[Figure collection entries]
--------------------------------
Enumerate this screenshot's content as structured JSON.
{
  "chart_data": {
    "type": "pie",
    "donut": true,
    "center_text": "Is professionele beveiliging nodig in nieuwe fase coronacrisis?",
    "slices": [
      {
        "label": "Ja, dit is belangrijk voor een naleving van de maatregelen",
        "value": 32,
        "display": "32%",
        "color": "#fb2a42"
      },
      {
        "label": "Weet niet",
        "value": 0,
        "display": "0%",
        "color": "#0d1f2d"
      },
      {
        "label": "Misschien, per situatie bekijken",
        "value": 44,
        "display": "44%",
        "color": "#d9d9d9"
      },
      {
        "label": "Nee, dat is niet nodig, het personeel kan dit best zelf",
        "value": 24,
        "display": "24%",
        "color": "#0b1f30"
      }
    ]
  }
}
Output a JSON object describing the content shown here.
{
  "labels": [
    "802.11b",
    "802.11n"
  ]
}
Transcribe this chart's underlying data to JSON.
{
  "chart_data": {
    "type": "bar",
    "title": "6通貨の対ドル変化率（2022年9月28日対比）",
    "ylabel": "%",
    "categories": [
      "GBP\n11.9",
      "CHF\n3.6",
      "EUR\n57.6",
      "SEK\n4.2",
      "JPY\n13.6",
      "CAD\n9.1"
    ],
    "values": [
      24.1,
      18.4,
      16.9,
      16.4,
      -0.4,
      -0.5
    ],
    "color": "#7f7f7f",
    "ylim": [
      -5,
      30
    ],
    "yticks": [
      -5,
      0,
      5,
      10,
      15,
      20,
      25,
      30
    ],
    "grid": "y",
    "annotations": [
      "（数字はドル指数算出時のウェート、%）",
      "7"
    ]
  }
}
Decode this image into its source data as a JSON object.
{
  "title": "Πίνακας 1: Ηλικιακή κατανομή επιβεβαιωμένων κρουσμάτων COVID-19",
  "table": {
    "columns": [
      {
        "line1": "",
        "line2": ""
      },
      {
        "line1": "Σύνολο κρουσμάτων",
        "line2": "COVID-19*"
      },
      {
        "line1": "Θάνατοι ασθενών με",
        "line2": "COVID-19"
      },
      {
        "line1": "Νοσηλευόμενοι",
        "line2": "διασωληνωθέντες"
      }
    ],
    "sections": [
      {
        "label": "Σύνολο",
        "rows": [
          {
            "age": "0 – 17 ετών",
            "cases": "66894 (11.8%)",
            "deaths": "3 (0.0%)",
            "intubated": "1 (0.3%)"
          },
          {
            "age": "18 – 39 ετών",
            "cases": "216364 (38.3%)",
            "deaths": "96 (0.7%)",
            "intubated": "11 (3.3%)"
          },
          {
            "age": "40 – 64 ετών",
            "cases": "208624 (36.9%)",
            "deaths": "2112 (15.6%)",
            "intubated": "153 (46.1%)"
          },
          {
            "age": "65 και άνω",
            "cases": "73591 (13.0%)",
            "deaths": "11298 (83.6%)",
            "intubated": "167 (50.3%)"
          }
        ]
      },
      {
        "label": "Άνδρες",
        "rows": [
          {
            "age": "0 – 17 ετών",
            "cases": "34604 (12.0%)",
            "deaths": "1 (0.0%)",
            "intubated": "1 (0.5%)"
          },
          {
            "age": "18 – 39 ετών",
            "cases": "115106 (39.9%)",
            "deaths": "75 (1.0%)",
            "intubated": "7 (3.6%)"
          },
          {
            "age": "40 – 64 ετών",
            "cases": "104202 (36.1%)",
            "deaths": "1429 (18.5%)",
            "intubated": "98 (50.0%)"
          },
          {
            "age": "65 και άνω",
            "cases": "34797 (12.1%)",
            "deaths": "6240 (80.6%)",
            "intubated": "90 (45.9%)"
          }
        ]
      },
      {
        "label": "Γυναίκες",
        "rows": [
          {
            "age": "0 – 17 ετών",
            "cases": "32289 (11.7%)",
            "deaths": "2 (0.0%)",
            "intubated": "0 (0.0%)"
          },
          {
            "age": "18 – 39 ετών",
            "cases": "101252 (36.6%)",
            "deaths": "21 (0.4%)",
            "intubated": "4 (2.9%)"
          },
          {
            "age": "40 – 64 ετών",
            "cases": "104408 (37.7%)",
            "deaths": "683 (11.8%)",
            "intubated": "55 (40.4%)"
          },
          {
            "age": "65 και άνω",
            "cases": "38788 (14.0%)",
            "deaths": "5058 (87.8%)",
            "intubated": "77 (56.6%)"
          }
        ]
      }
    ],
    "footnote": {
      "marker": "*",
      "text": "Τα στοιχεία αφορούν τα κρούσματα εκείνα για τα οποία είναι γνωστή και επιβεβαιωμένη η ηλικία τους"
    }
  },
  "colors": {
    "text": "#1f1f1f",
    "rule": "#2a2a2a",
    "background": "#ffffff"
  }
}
--------------------------------
## THE EXERCISE
Gather up the lines that contain the word "object".

## TASK RESPONSE
Output a JSON object describing the content shown here.
Decode this image into its source data as a JSON object.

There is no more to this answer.